::: RAW RECORDS

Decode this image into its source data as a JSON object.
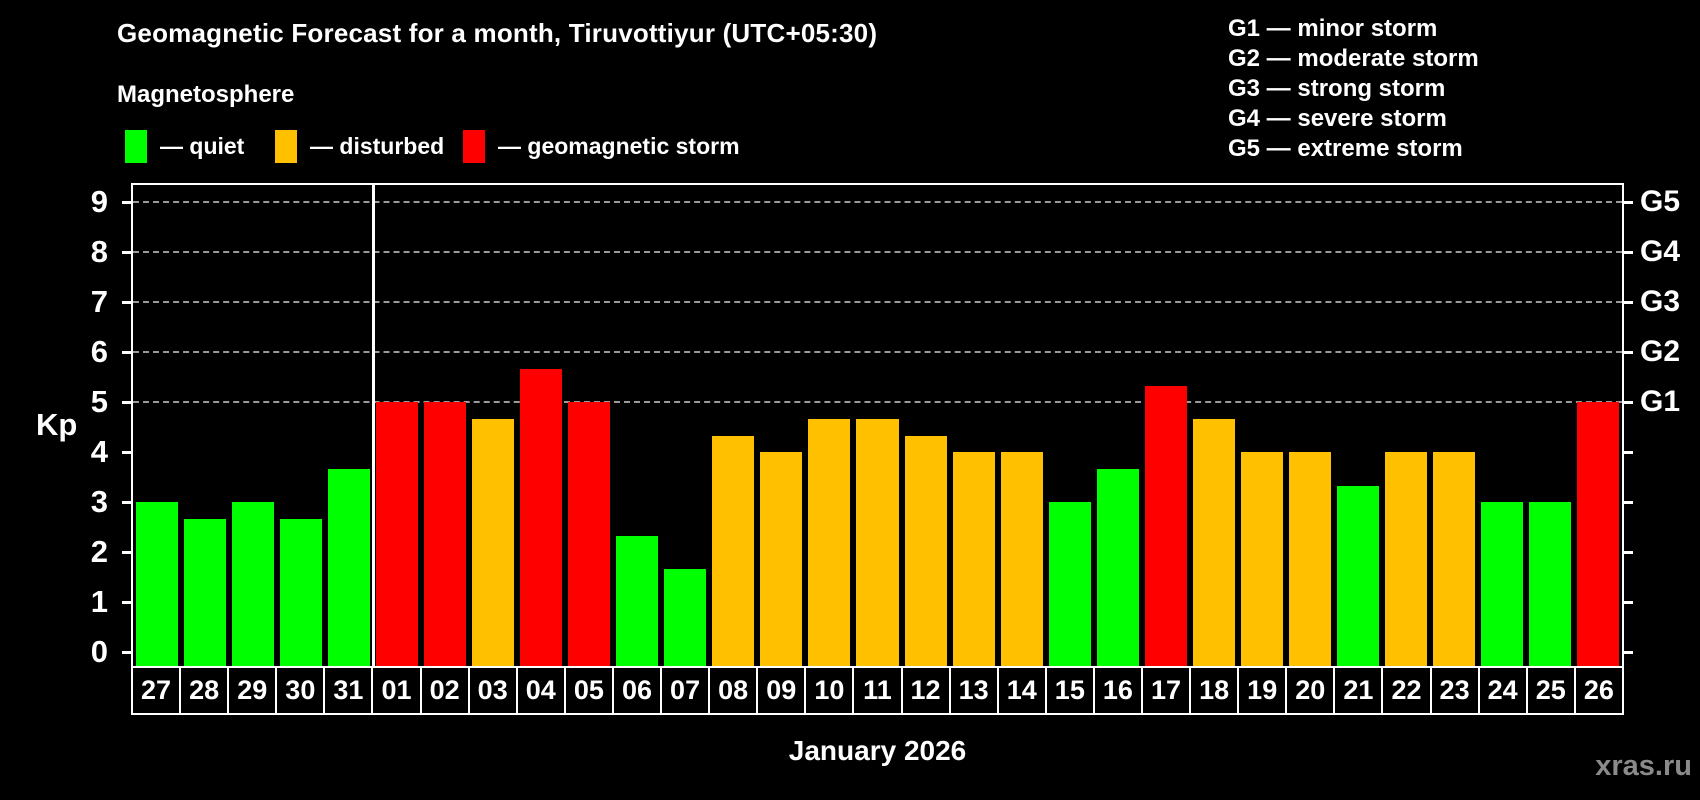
{
  "title": "Geomagnetic Forecast for a month, Tiruvottiyur (UTC+05:30)",
  "subtitle": "Magnetosphere",
  "legend": {
    "items": [
      {
        "key": "quiet",
        "label": "— quiet",
        "color": "#00ff00"
      },
      {
        "key": "disturbed",
        "label": "— disturbed",
        "color": "#ffc000"
      },
      {
        "key": "storm",
        "label": "— geomagnetic storm",
        "color": "#ff0000"
      }
    ]
  },
  "g_legend": [
    "G1 — minor storm",
    "G2 — moderate storm",
    "G3 — strong storm",
    "G4 — severe storm",
    "G5 — extreme storm"
  ],
  "watermark": "xras.ru",
  "chart_data": {
    "type": "bar",
    "title": "Geomagnetic Forecast for a month, Tiruvottiyur (UTC+05:30)",
    "ylabel": "Kp",
    "xlabel": "January 2026",
    "ylim": [
      0,
      9
    ],
    "yticks": [
      0,
      1,
      2,
      3,
      4,
      5,
      6,
      7,
      8,
      9
    ],
    "gridlines": [
      5,
      6,
      7,
      8,
      9
    ],
    "grid": "dashed, Kp 5-9 only",
    "legend_position": "top",
    "right_axis_labels": {
      "5": "G1",
      "6": "G2",
      "7": "G3",
      "8": "G4",
      "9": "G5"
    },
    "separator_after": "31",
    "categories": [
      "27",
      "28",
      "29",
      "30",
      "31",
      "01",
      "02",
      "03",
      "04",
      "05",
      "06",
      "07",
      "08",
      "09",
      "10",
      "11",
      "12",
      "13",
      "14",
      "15",
      "16",
      "17",
      "18",
      "19",
      "20",
      "21",
      "22",
      "23",
      "24",
      "25",
      "26"
    ],
    "values": [
      3,
      2.67,
      3,
      2.67,
      3.67,
      5,
      5,
      4.67,
      5.67,
      5,
      2.33,
      1.67,
      4.33,
      4,
      4.67,
      4.67,
      4.33,
      4,
      4,
      3,
      3.67,
      5.33,
      4.67,
      4,
      4,
      3.33,
      4,
      4,
      3,
      3,
      5
    ],
    "status": [
      "quiet",
      "quiet",
      "quiet",
      "quiet",
      "quiet",
      "storm",
      "storm",
      "disturbed",
      "storm",
      "storm",
      "quiet",
      "quiet",
      "disturbed",
      "disturbed",
      "disturbed",
      "disturbed",
      "disturbed",
      "disturbed",
      "disturbed",
      "quiet",
      "quiet",
      "storm",
      "disturbed",
      "disturbed",
      "disturbed",
      "quiet",
      "disturbed",
      "disturbed",
      "quiet",
      "quiet",
      "storm"
    ],
    "colors": {
      "quiet": "#00ff00",
      "disturbed": "#ffc000",
      "storm": "#ff0000"
    }
  }
}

::::::

WHAT TO WORK ON
What is the number of lines in the data that hold the word "month"? Reply with that number and nothing else.

SOLUTION FOR THIS TASK
2